In today's hyper-competitive, cost-conscious trading environment, fund managers and buy-side traders are obligated to watch every penny, and to do so, many have turned to computerized algorithms provided by brokers at cut-rate commissions. Algorithms have become a must-have for brokers seeking to gain new business and retain current clients - TowerGroup estimates that buy-side adoption of algorithms will triple between 2003 and 2006. But now that a plethora of algorithms is available, the buy side is looking for more quantitative support than just post-trade transaction cost analysis (TCA).
To meet that demand, the sell side and the TCA vendors are scrambling to provide pre-trade analytics, which, through the analysis of historical and current price and volume data, attempt to help clients determine where to send orders and when; whether to use algorithms or manually trade an order; and what the opportunity cost of not acting on information might be. But brokers have been struggling to produce pre-trade analytics that are meaningful for clients and have encountered trouble in distributing these analytics to client desktops, both for cultural and technological reasons.
At the moment, most pre-trade analytics products cannot accurately predict the price of a stock for a given day, which is what traders ultimately want, according to Linda Giordano, product specialist, Quantitative Services Group (QSG), a TCA vendor. Most compare the spread between bid and ask prices, reference that against the volatility of a given stock and attempt to create a range of potential outcomes.
Usually, the analytics predict the expected cost in trading fees that clients would pay if they executed a given trading strategy at a given point in time, says Gavin Little-Gill, author of a TowerGroup report on algorithmic trading.
"Pre-trade analytics is a Holy Grail that has been very elusive," QSG's Giordano says. "It is tough to predict in a way that is relevant or practical, and it is almost impossible to do in the way the market expects to do it."
To Build or Not to Build
Most buy-side clients get their analytics from brokers as part of an overall service package. The benefit to this is that, having created the algorithms, brokers know them backwards and forwards. However, there is a perception that brokers offer biased analysis that favors their own algorithms. Additionally, buy-side firms are concerned with disclosing too much information about their proprietary trading strategies. As a result, buy-side firms often choose to use third-party TCA vendors or build pre-trade analytic capabilities in-house.
Most TCA firms, however, provide only post-trade analysis, though QSG is developing a pre-trade offering, Giordano notes. These providers can be valuable independent technology sources, but their solutions are limited by the information that brokers and the buy side are willing to share.
So, some of the larger, more technologically savvy buy-side firms conduct their own analysis, which requires a tightly integrated research and trading team and substantial amounts of real-time data. For example, Barclays Global Investors (BGI) conducts all of its analysis in-house, updating stock-specific models daily with real-time data feeds and trade histories from its in-house order management system (OMS) and its FlexTrade execution system, according to Ananth Madhavan, global head of trading research.

Collected data
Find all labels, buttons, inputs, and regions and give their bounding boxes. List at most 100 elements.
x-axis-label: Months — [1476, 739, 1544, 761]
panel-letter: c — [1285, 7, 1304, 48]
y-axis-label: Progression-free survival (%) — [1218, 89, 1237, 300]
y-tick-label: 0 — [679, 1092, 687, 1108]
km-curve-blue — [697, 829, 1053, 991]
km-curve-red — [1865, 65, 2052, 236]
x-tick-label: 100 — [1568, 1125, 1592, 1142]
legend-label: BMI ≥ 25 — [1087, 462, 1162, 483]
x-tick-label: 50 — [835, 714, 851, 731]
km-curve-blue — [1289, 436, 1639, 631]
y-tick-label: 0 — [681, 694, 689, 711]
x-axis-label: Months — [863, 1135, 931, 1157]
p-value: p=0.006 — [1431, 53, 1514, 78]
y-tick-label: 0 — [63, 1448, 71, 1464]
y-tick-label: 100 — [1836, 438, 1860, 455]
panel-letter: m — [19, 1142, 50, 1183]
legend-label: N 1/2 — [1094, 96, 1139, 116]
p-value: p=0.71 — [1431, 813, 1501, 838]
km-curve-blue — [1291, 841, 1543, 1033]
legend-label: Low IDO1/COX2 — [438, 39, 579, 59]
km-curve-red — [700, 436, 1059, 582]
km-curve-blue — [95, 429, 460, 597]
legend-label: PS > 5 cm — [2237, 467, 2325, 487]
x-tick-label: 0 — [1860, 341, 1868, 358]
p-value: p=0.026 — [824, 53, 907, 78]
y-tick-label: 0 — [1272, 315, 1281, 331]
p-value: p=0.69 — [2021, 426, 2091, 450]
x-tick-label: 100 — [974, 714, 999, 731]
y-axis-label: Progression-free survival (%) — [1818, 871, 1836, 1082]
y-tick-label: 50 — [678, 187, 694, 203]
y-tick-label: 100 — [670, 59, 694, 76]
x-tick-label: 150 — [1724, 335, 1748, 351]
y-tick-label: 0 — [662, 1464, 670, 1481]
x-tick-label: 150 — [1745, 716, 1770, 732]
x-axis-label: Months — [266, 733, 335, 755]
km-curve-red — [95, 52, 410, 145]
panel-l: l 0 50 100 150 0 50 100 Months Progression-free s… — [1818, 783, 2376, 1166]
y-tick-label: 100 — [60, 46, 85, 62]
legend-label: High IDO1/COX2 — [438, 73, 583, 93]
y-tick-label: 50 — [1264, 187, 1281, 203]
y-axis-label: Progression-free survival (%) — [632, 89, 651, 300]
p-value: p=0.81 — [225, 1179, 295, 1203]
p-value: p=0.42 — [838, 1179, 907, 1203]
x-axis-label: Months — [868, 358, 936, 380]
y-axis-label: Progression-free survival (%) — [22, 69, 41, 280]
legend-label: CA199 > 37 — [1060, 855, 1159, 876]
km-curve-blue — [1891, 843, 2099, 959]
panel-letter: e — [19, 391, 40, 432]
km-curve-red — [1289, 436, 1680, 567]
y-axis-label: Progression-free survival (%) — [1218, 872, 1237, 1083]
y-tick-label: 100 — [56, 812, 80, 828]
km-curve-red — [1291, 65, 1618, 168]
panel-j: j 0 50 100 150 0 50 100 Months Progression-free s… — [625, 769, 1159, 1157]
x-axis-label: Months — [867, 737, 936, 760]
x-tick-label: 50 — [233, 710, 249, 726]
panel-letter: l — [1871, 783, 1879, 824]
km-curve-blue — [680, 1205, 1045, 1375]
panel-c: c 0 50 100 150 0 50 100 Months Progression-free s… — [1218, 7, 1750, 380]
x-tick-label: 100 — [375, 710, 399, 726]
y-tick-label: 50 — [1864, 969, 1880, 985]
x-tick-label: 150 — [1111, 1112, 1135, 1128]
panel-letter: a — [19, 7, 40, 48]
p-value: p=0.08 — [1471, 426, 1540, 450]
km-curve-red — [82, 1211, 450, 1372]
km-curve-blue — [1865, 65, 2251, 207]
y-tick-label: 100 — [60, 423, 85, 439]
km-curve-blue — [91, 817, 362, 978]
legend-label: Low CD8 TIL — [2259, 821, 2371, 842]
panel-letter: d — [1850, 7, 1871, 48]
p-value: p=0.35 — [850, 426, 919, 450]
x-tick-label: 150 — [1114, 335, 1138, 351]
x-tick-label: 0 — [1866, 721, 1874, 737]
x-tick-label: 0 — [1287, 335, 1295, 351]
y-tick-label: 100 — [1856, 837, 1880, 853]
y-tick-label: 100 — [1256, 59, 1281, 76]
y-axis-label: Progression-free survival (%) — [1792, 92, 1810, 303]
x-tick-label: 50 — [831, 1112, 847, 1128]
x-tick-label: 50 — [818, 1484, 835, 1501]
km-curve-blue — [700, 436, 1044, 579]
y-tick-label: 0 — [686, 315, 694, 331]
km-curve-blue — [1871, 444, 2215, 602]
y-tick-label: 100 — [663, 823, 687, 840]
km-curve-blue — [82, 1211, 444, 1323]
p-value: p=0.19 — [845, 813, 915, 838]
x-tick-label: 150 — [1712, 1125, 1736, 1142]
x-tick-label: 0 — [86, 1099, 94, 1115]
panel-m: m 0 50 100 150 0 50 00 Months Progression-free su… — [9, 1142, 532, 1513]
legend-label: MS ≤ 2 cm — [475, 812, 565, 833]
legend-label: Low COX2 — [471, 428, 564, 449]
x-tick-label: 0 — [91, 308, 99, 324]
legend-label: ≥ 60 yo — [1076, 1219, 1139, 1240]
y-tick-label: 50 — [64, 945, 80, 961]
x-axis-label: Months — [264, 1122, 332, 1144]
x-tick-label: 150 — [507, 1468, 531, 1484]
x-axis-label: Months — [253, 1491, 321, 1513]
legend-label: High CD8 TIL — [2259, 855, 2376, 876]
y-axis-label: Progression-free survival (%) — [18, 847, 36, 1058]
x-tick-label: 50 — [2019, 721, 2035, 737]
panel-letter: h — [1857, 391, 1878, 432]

# REQUIREMENT A:
According to the article on pre-trade analytics, what does TowerGroup estimate about buy-side adoption of algorithms?
# REQUIREMENT B:
Copy word for word the part of the article on pre-trade analytics starting at "Usually, the analytics" and ending at "on algorithmic trading.".

# WRITTEN ANSWER A:
It will triple between 2003 and 2006.

# WRITTEN ANSWER B:
Usually, the analytics predict the expected cost in trading fees that clients would pay if they executed a given trading strategy at a given point in time, says Gavin Little-Gill, author of a TowerGroup report on algorithmic trading.